---------- Data for the task

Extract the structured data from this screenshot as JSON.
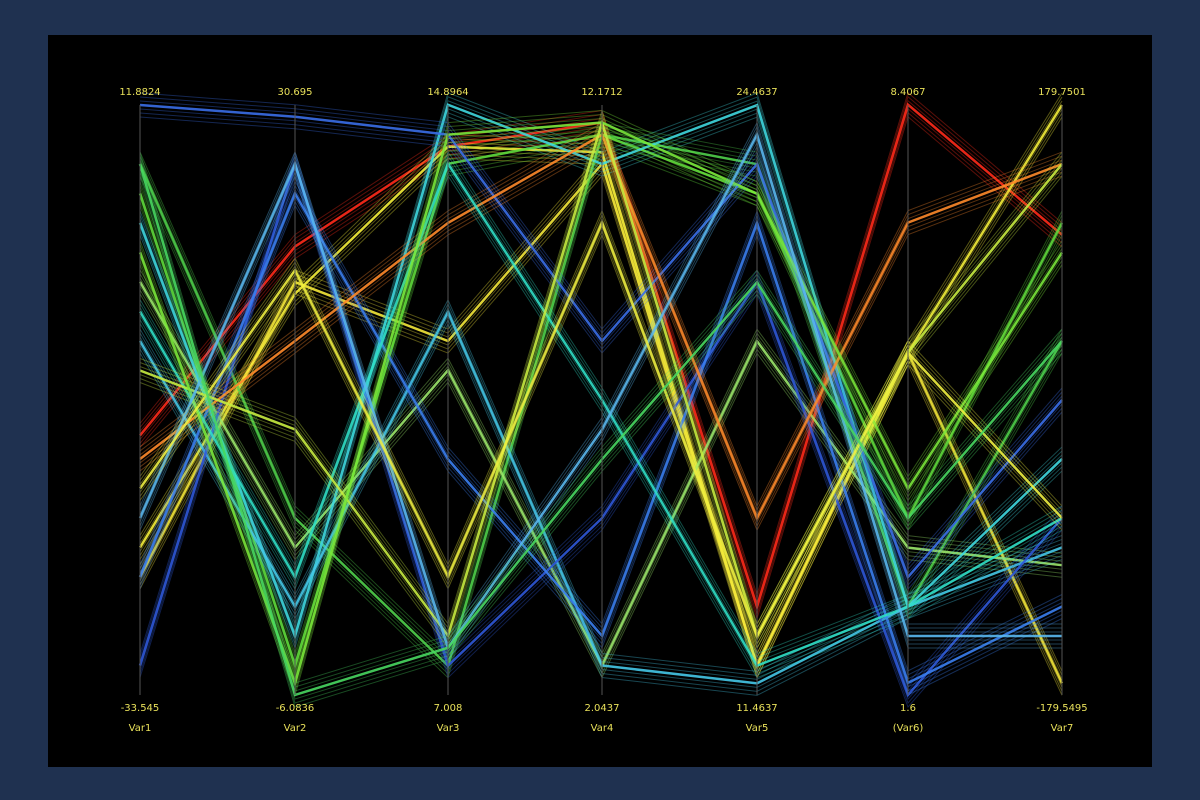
{
  "chart_data": {
    "type": "parallel",
    "axes": [
      {
        "name": "Var1",
        "ylim": [
          -33.545,
          11.8824
        ]
      },
      {
        "name": "Var2",
        "ylim": [
          -6.0836,
          30.695
        ]
      },
      {
        "name": "Var3",
        "ylim": [
          7.008,
          14.8964
        ]
      },
      {
        "name": "Var4",
        "ylim": [
          2.0437,
          12.1712
        ]
      },
      {
        "name": "Var5",
        "ylim": [
          11.4637,
          24.4637
        ]
      },
      {
        "name": "(Var6)",
        "ylim": [
          1.6,
          8.4067
        ]
      },
      {
        "name": "Var7",
        "ylim": [
          -179.5495,
          179.7501
        ]
      }
    ],
    "series": [
      {
        "color": "#ff2a1a",
        "values": [
          -13.56,
          21.87,
          14.34,
          11.87,
          13.41,
          8.41,
          100.7
        ]
      },
      {
        "color": "#f5f03a",
        "values": [
          -22.19,
          18.93,
          14.34,
          11.36,
          12.11,
          5.55,
          179.75
        ]
      },
      {
        "color": "#f5e83a",
        "values": [
          -24.46,
          19.66,
          11.74,
          11.16,
          12.11,
          5.55,
          -172.4
        ]
      },
      {
        "color": "#4fd04a",
        "values": [
          7.34,
          4.95,
          7.4,
          11.66,
          23.16,
          2.62,
          36.03
        ]
      },
      {
        "color": "#5fdc3c",
        "values": [
          5.07,
          -4.24,
          14.11,
          11.66,
          22.51,
          3.64,
          107.9
        ]
      },
      {
        "color": "#9be86a",
        "values": [
          -1.74,
          3.11,
          11.35,
          2.55,
          19.26,
          3.3,
          -100.5
        ]
      },
      {
        "color": "#3fd8e0",
        "values": [
          2.8,
          -2.41,
          14.9,
          11.16,
          24.46,
          2.62,
          -35.8
        ]
      },
      {
        "color": "#45c8e8",
        "values": [
          -6.29,
          -0.57,
          12.13,
          2.55,
          11.72,
          2.62,
          -89.7
        ]
      },
      {
        "color": "#3a6ee8",
        "values": [
          11.88,
          29.96,
          14.5,
          8.12,
          23.16,
          2.96,
          0.1
        ]
      },
      {
        "color": "#2f58d8",
        "values": [
          -31.27,
          27.02,
          7.4,
          5.08,
          20.56,
          1.6,
          -71.8
        ]
      },
      {
        "color": "#3a7ef0",
        "values": [
          -24.46,
          25.18,
          10.16,
          3.06,
          21.86,
          1.74,
          -125.65
        ]
      },
      {
        "color": "#ff8a2a",
        "values": [
          -15.37,
          15.98,
          13.32,
          11.66,
          15.36,
          7.05,
          143.8
        ]
      },
      {
        "color": "#30e0c8",
        "values": [
          -4.02,
          1.27,
          14.11,
          7.11,
          12.11,
          2.62,
          -71.8
        ]
      },
      {
        "color": "#c8ec40",
        "values": [
          -8.56,
          10.47,
          7.8,
          11.87,
          12.76,
          5.55,
          143.8
        ]
      },
      {
        "color": "#7ae83a",
        "values": [
          0.53,
          -5.35,
          14.5,
          11.87,
          22.51,
          3.98,
          89.9
        ]
      },
      {
        "color": "#5ab8f0",
        "values": [
          -19.92,
          27.02,
          7.64,
          6.6,
          23.81,
          2.28,
          -143.6
        ]
      },
      {
        "color": "#f0f040",
        "values": [
          -17.64,
          20.4,
          8.59,
          10.15,
          12.76,
          5.55,
          -71.8
        ]
      },
      {
        "color": "#48d860",
        "values": [
          7.34,
          -6.08,
          7.64,
          6.09,
          20.56,
          3.64,
          36.03
        ]
      }
    ]
  }
}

--------------------

Gather every line containing the word "name" and copy it.

— Exercise result —
        "name": "Var1",
        "name": "Var2",
        "name": "Var3",
        "name": "Var4",
        "name": "Var5",
        "name": "(Var6)",
        "name": "Var7",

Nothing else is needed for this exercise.